What the task requires -
Restate the complete material exactly.

##### Supplied data

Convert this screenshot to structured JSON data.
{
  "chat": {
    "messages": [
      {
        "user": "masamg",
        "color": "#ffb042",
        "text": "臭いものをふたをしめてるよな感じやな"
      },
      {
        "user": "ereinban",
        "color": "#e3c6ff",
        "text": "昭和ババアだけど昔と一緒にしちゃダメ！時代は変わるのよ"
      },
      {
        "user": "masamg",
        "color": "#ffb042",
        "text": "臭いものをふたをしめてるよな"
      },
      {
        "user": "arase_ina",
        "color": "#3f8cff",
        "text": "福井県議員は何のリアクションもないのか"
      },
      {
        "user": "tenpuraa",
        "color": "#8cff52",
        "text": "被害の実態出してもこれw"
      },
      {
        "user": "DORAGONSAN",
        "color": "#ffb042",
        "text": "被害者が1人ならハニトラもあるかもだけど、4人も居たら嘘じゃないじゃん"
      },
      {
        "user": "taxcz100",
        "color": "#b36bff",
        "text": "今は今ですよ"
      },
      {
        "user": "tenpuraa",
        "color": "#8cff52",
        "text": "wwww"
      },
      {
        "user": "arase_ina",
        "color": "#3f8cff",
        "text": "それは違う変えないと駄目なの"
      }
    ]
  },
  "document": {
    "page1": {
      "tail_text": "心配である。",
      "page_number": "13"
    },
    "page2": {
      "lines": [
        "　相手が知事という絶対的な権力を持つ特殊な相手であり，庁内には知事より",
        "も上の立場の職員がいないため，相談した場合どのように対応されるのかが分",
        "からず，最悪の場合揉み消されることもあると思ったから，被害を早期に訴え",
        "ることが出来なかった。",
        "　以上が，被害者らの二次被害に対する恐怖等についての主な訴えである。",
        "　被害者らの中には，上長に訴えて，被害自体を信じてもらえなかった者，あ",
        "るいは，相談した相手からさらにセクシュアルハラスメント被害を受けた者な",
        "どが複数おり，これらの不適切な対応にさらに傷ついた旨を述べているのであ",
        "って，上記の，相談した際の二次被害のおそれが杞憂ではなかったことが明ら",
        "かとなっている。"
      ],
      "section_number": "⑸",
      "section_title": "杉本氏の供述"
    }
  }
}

##########

Response to the task -
Convert this screenshot to structured JSON data.
{
  "chat": {
    "messages": [
      {
        "user": "masamg",
        "color": "#ffb042",
        "text": "臭いものをふたをしめてるよな感じやな"
      },
      {
        "user": "ereinban",
        "color": "#e3c6ff",
        "text": "昭和ババアだけど昔と一緒にしちゃダメ！時代は変わるのよ"
      },
      {
        "user": "masamg",
        "color": "#ffb042",
        "text": "臭いものをふたをしめてるよな"
      },
      {
        "user": "arase_ina",
        "color": "#3f8cff",
        "text": "福井県議員は何のリアクションもないのか"
      },
      {
        "user": "tenpuraa",
        "color": "#8cff52",
        "text": "被害の実態出してもこれw"
      },
      {
        "user": "DORAGONSAN",
        "color": "#ffb042",
        "text": "被害者が1人ならハニトラもあるかもだけど、4人も居たら嘘じゃないじゃん"
      },
      {
        "user": "taxcz100",
        "color": "#b36bff",
        "text": "今は今ですよ"
      },
      {
        "user": "tenpuraa",
        "color": "#8cff52",
        "text": "wwww"
      },
      {
        "user": "arase_ina",
        "color": "#3f8cff",
        "text": "それは違う変えないと駄目なの"
      }
    ]
  },
  "document": {
    "page1": {
      "tail_text": "心配である。",
      "page_number": "13"
    },
    "page2": {
      "lines": [
        "　相手が知事という絶対的な権力を持つ特殊な相手であり，庁内には知事より",
        "も上の立場の職員がいないため，相談した場合どのように対応されるのかが分",
        "からず，最悪の場合揉み消されることもあると思ったから，被害を早期に訴え",
        "ることが出来なかった。",
        "　以上が，被害者らの二次被害に対する恐怖等についての主な訴えである。",
        "　被害者らの中には，上長に訴えて，被害自体を信じてもらえなかった者，あ",
        "るいは，相談した相手からさらにセクシュアルハラスメント被害を受けた者な",
        "どが複数おり，これらの不適切な対応にさらに傷ついた旨を述べているのであ",
        "って，上記の，相談した際の二次被害のおそれが杞憂ではなかったことが明ら",
        "かとなっている。"
      ],
      "section_number": "⑸",
      "section_title": "杉本氏の供述"
    }
  }
}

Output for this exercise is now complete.